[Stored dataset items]
* start *
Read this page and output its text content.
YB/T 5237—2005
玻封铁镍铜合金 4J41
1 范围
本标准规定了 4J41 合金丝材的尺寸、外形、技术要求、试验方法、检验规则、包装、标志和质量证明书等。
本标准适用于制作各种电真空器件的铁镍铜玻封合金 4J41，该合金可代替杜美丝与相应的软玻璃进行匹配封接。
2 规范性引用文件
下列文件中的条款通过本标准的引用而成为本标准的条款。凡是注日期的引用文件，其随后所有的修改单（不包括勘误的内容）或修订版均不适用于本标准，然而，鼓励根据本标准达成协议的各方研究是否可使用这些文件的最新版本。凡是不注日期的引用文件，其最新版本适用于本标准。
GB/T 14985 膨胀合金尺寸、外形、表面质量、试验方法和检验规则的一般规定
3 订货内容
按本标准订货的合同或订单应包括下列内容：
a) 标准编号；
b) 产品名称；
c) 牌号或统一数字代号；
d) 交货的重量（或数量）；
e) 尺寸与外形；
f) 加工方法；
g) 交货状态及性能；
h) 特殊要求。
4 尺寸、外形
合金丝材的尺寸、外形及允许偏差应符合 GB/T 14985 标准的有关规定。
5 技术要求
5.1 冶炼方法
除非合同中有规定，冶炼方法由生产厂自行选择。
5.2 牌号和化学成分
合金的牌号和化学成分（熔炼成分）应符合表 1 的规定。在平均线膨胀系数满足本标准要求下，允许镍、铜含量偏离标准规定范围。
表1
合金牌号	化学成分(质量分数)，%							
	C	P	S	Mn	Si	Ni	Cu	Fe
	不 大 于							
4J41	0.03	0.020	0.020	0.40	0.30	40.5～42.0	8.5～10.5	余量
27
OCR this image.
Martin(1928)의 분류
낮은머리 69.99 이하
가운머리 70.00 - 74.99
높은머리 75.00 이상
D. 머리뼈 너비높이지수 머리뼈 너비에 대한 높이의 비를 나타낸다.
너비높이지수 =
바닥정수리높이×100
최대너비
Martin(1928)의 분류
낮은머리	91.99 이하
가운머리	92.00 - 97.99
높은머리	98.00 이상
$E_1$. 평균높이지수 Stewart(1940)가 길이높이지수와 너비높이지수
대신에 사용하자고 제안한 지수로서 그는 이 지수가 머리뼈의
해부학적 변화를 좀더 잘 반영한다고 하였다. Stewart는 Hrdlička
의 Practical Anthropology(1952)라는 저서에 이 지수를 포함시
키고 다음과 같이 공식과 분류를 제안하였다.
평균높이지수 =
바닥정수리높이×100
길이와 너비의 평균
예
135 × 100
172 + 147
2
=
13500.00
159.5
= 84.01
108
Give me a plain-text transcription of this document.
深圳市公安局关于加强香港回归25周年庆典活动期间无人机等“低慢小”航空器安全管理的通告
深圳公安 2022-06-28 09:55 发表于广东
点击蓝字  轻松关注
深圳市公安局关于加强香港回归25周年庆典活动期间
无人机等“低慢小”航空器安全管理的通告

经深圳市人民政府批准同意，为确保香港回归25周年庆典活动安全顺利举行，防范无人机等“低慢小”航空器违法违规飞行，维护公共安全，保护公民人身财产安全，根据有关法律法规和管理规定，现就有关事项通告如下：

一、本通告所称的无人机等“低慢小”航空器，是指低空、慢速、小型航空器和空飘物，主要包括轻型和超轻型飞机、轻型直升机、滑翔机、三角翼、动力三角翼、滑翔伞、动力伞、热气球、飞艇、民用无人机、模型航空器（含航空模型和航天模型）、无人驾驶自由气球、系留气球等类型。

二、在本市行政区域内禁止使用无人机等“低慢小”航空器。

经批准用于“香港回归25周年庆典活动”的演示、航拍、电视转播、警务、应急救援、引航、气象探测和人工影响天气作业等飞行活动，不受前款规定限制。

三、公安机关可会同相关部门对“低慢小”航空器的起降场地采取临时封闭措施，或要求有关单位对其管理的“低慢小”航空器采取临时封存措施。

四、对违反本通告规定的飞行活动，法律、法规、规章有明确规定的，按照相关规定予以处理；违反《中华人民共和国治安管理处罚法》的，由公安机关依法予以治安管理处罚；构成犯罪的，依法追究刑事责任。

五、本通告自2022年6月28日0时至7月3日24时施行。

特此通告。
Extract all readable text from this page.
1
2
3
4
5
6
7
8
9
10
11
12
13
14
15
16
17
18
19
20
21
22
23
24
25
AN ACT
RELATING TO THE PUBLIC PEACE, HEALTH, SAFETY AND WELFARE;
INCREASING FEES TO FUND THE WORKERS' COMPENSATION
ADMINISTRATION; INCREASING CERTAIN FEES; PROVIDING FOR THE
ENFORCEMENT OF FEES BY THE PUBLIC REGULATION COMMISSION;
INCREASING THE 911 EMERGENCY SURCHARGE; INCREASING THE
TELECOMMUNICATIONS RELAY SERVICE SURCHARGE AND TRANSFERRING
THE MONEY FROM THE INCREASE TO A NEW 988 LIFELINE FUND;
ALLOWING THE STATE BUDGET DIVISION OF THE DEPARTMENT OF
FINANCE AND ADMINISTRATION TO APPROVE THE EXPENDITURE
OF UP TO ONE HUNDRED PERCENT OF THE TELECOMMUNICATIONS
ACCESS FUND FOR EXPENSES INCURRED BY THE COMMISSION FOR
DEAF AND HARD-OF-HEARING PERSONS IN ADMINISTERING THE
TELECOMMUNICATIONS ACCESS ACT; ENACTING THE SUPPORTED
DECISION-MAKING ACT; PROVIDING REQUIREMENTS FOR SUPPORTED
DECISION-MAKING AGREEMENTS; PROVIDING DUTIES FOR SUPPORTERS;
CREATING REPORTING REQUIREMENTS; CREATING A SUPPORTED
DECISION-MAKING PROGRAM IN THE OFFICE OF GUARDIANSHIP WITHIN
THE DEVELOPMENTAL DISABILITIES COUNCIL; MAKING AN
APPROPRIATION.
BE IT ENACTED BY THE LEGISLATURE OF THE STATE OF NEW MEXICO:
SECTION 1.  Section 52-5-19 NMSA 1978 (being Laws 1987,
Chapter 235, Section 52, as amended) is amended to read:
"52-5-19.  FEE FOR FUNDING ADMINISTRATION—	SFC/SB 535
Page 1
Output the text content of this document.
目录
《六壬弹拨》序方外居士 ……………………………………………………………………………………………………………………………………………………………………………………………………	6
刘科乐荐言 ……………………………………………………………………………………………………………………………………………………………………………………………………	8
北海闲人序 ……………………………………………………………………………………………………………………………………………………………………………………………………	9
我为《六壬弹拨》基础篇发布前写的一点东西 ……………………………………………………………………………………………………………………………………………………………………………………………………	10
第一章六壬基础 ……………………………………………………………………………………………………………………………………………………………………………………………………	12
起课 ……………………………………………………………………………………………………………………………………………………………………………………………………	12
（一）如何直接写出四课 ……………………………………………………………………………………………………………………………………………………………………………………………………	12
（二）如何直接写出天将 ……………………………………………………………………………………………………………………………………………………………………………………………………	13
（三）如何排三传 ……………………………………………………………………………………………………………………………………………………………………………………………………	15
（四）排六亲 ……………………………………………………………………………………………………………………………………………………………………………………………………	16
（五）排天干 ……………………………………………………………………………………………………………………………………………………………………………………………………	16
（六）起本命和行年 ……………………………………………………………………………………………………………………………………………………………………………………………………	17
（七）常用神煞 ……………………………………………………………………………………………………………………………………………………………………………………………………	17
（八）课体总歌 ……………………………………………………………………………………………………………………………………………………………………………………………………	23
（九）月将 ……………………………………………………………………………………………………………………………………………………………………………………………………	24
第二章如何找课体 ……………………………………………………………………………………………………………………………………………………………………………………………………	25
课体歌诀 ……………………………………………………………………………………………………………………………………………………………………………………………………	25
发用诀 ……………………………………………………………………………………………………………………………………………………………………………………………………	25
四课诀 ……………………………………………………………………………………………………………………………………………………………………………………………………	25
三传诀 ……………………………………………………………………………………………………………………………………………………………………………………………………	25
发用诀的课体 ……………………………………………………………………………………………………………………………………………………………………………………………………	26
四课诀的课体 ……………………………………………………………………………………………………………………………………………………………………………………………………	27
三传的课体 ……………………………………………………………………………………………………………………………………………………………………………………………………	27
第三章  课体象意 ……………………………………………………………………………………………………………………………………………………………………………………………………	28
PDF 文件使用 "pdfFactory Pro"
* end *
» Requirement: Filter out every line that lacks the word "MAKING", and copy the rest.

» Correct response:
DECISION-MAKING ACT; PROVIDING REQUIREMENTS FOR SUPPORTED
DECISION-MAKING AGREEMENTS; PROVIDING DUTIES FOR SUPPORTERS;
DECISION-MAKING PROGRAM IN THE OFFICE OF GUARDIANSHIP WITHIN
THE DEVELOPMENTAL DISABILITIES COUNCIL; MAKING AN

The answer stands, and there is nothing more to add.